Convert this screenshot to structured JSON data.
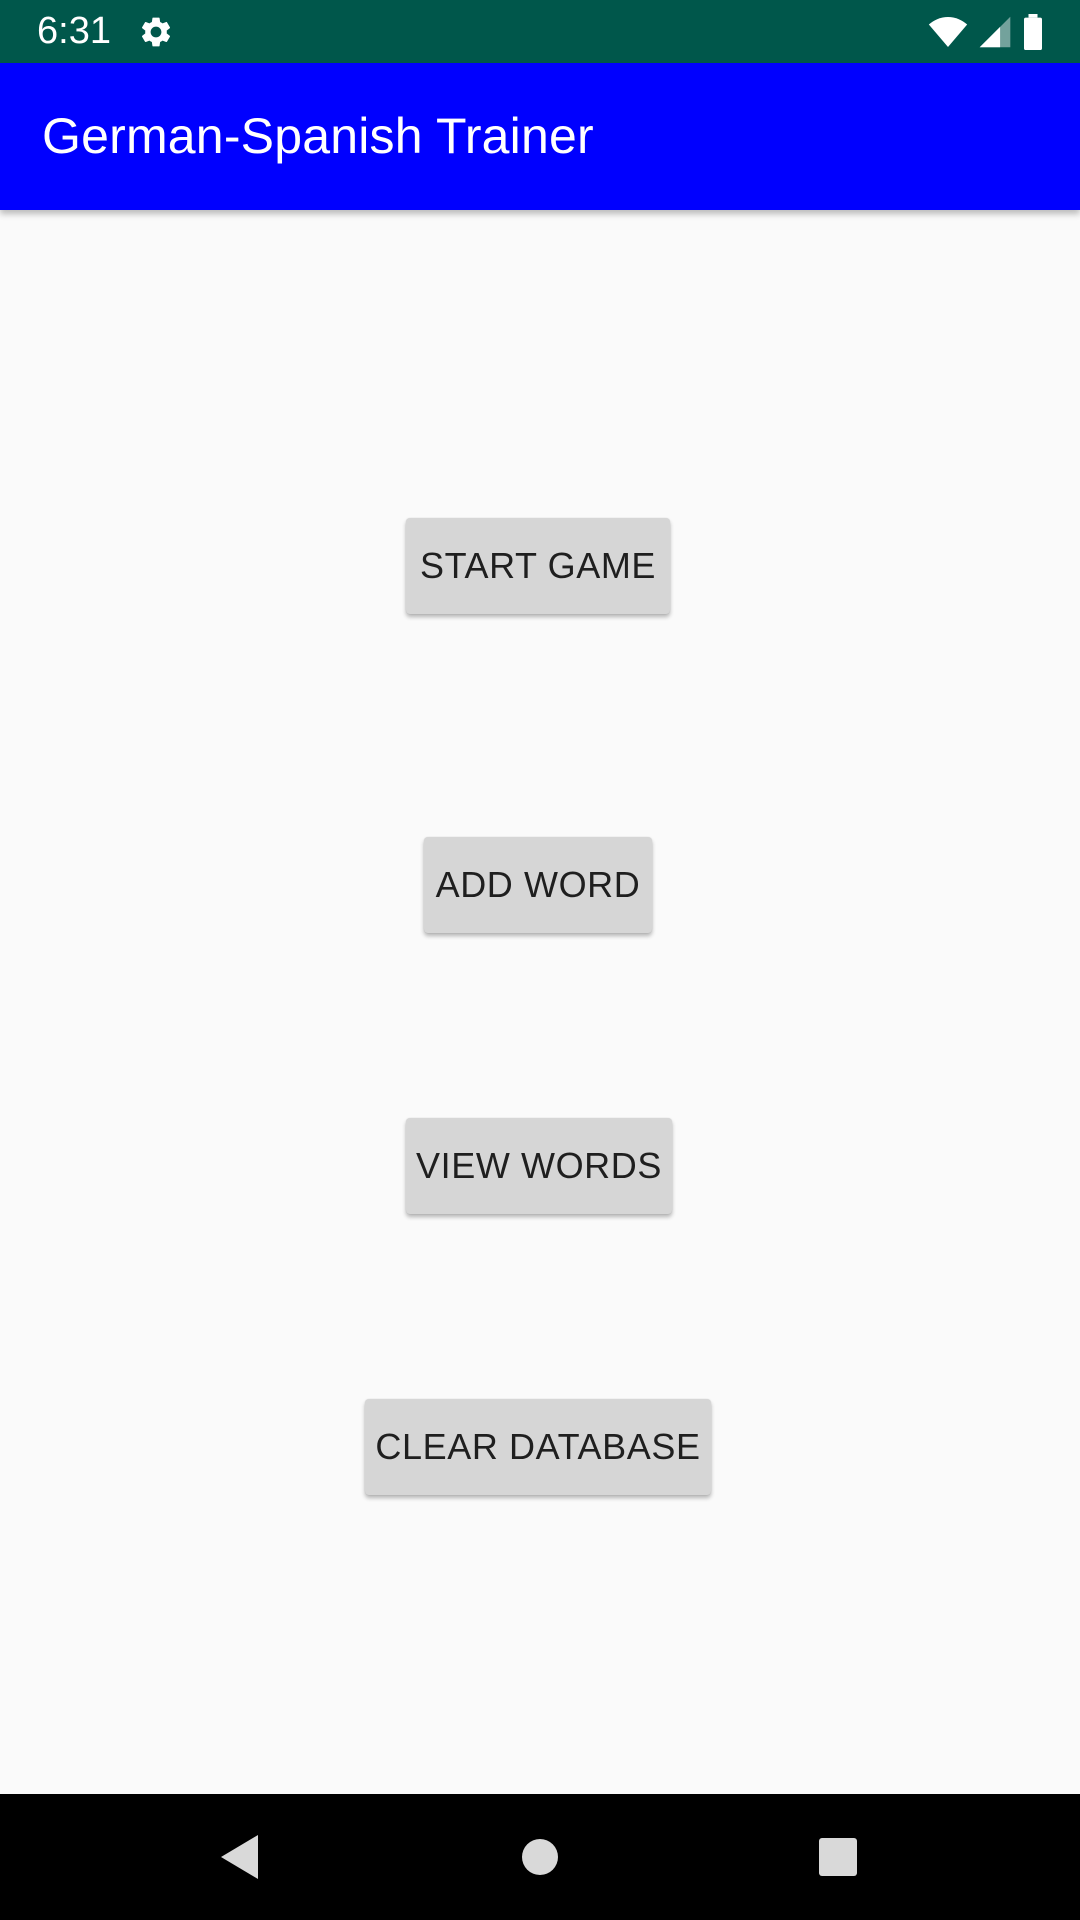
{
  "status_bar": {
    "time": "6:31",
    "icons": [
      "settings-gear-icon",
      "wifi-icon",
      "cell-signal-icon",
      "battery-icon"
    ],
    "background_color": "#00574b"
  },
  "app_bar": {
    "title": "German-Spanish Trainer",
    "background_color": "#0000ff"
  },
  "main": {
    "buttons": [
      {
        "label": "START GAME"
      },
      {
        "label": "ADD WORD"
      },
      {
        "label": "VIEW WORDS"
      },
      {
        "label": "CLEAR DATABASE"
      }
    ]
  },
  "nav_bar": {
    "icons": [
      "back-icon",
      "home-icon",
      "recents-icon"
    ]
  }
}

══════════

[WRITTEN TASK]
Every entry must be reproduced exactly, with the images left out.

[CORRECT RESPONSE]
Convert this screenshot to structured JSON data.
{
  "status_bar": {
    "time": "6:31",
    "icons": [
      "settings-gear-icon",
      "wifi-icon",
      "cell-signal-icon",
      "battery-icon"
    ],
    "background_color": "#00574b"
  },
  "app_bar": {
    "title": "German-Spanish Trainer",
    "background_color": "#0000ff"
  },
  "main": {
    "buttons": [
      {
        "label": "START GAME"
      },
      {
        "label": "ADD WORD"
      },
      {
        "label": "VIEW WORDS"
      },
      {
        "label": "CLEAR DATABASE"
      }
    ]
  },
  "nav_bar": {
    "icons": [
      "back-icon",
      "home-icon",
      "recents-icon"
    ]
  }
}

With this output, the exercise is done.